** START OF ENTRIES SHOWN **

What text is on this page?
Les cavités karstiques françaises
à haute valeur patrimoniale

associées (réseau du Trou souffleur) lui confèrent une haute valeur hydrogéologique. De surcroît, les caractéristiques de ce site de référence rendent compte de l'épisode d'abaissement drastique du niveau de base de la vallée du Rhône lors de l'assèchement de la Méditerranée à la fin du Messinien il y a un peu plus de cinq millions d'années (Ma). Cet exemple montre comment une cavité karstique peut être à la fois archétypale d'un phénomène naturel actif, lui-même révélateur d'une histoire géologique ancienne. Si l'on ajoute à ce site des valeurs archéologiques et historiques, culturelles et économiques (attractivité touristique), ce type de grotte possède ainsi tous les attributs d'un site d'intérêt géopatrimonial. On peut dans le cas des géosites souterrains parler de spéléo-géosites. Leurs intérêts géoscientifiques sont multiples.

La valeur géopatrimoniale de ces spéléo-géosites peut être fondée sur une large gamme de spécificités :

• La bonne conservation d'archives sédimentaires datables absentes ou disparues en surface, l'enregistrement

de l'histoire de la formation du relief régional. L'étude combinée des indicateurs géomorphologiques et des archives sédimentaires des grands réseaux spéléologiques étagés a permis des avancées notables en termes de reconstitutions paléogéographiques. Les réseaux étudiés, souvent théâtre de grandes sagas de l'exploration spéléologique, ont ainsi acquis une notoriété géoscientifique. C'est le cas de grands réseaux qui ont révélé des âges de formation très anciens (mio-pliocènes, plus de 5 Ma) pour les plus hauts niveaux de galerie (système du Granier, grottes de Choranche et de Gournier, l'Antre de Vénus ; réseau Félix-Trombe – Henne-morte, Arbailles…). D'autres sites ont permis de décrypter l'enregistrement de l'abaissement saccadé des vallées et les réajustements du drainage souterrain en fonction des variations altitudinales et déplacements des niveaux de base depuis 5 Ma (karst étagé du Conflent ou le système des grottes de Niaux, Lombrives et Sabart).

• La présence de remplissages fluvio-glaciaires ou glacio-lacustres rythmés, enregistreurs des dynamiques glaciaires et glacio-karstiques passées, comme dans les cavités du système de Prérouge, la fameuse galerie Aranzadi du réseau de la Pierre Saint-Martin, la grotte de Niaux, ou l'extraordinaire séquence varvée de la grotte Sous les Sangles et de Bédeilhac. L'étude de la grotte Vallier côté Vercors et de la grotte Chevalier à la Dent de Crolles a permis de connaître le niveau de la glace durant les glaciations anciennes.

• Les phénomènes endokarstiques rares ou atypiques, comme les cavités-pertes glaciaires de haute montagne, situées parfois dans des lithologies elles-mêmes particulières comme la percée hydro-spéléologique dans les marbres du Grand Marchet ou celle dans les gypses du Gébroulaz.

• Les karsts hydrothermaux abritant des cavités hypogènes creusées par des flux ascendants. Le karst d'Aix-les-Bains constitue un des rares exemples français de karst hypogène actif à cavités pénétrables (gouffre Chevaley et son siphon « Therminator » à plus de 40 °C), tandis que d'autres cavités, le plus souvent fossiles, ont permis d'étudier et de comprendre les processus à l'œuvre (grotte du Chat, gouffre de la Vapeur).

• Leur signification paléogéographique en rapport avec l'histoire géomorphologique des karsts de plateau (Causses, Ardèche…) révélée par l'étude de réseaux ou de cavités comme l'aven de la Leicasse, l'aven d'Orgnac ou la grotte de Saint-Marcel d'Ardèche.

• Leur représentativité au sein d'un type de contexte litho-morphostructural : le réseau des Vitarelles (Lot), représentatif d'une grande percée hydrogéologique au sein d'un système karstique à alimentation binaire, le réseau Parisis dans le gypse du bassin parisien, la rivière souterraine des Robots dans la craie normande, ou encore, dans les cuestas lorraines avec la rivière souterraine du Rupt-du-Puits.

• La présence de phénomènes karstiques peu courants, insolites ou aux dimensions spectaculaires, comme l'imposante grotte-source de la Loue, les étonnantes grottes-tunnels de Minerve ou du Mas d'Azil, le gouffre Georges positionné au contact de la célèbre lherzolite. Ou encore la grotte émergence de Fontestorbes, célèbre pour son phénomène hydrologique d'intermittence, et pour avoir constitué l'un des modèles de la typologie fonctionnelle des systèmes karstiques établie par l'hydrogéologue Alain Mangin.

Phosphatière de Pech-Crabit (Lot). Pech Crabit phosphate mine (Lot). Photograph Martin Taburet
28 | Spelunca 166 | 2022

** END OF ENTRIES SHOWN **
** START OF ENTRIES SHOWN **

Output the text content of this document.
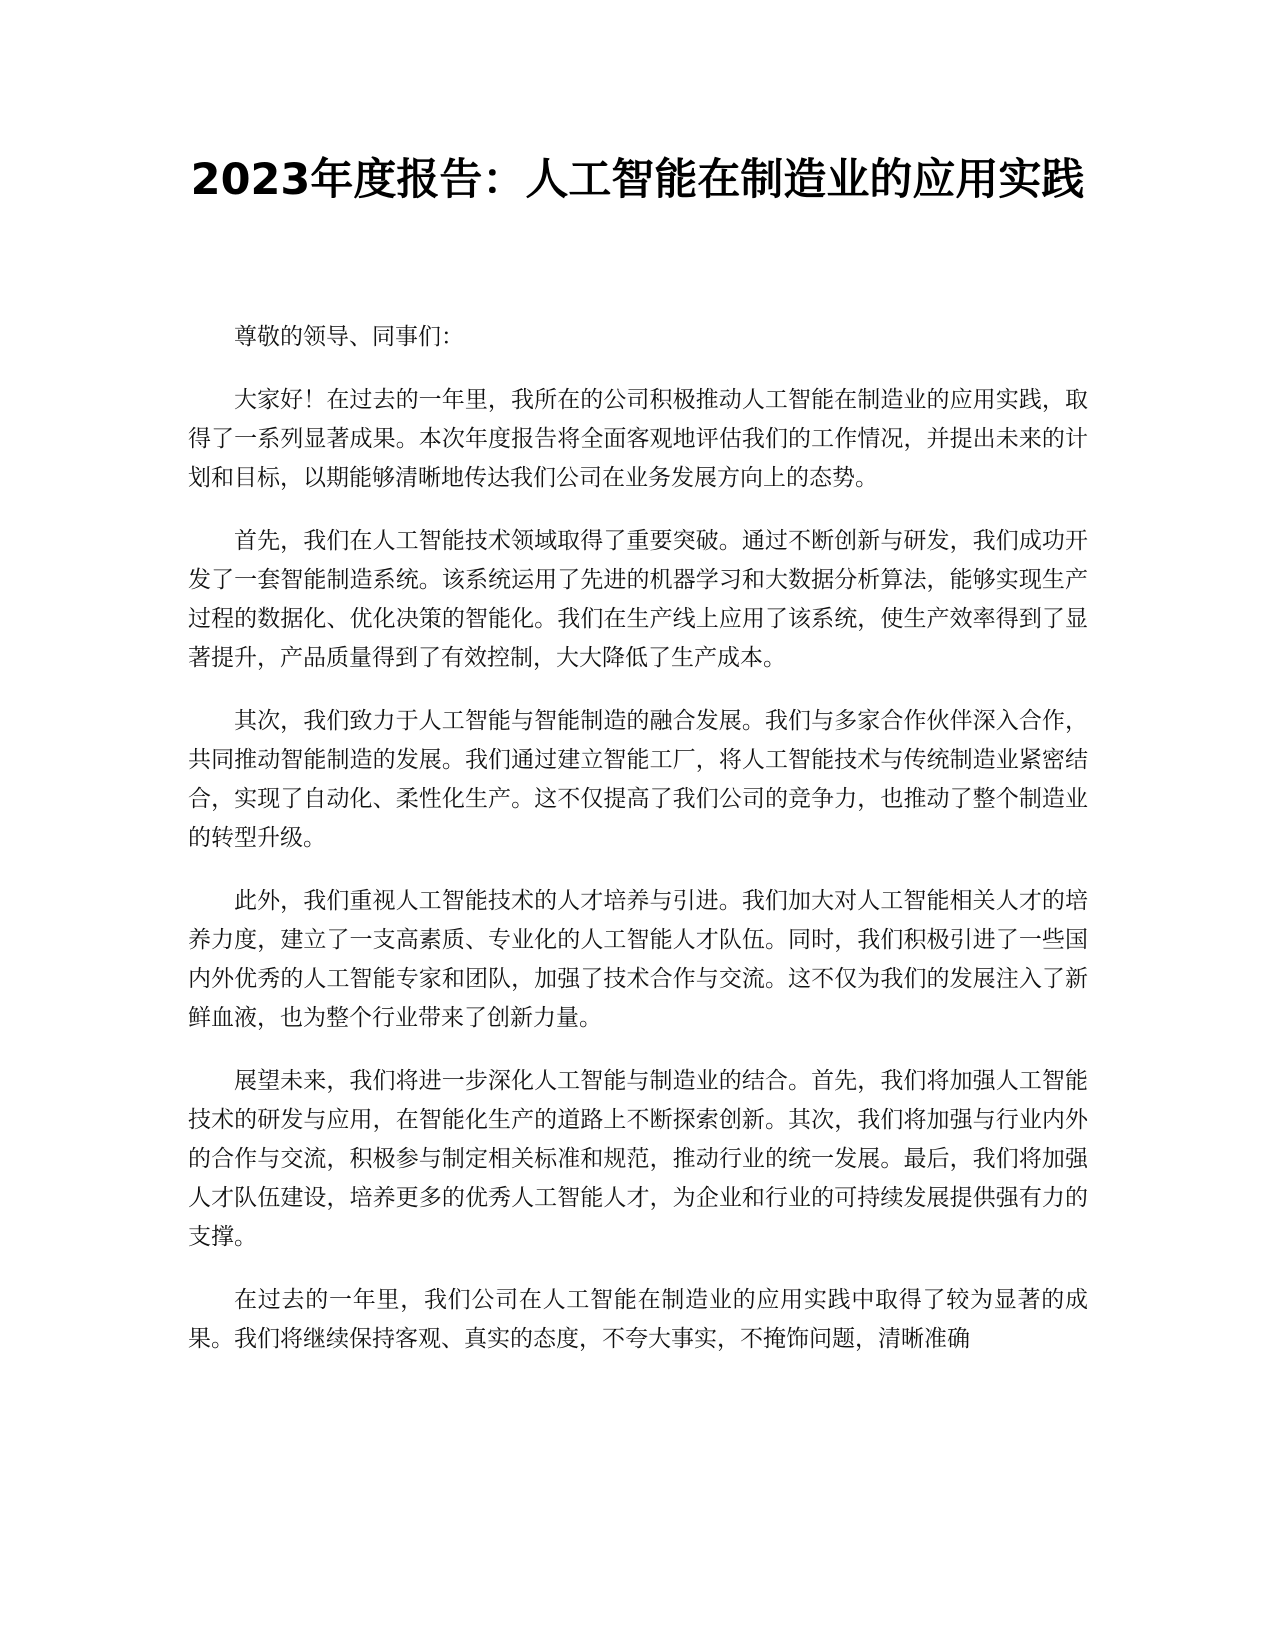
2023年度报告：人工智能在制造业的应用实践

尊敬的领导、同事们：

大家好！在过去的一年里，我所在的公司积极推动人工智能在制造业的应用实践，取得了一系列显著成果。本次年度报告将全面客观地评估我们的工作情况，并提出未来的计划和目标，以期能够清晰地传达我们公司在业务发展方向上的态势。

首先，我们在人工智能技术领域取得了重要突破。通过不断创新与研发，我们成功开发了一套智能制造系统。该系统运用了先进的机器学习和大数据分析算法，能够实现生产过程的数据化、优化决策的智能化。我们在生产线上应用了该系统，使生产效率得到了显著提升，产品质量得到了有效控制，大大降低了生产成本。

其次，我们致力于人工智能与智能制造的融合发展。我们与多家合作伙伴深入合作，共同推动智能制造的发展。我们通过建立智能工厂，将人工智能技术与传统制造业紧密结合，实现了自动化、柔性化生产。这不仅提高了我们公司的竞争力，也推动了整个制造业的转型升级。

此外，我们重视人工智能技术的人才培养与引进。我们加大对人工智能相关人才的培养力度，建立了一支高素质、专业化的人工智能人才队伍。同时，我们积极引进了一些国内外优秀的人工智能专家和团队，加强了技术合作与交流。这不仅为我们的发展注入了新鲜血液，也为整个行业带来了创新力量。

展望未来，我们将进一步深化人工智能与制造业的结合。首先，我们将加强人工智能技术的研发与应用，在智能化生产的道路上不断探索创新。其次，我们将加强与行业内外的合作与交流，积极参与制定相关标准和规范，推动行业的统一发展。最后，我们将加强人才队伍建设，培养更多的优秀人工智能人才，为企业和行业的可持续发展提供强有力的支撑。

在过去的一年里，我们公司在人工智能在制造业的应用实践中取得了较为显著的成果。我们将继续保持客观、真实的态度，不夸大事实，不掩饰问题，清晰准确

** END OF ENTRIES SHOWN **

▶ **WORK TO COMPLETE**
Of the lines in the records, determine how many contain the word "this", and report that number alone.

▶ **SOLUTION**
2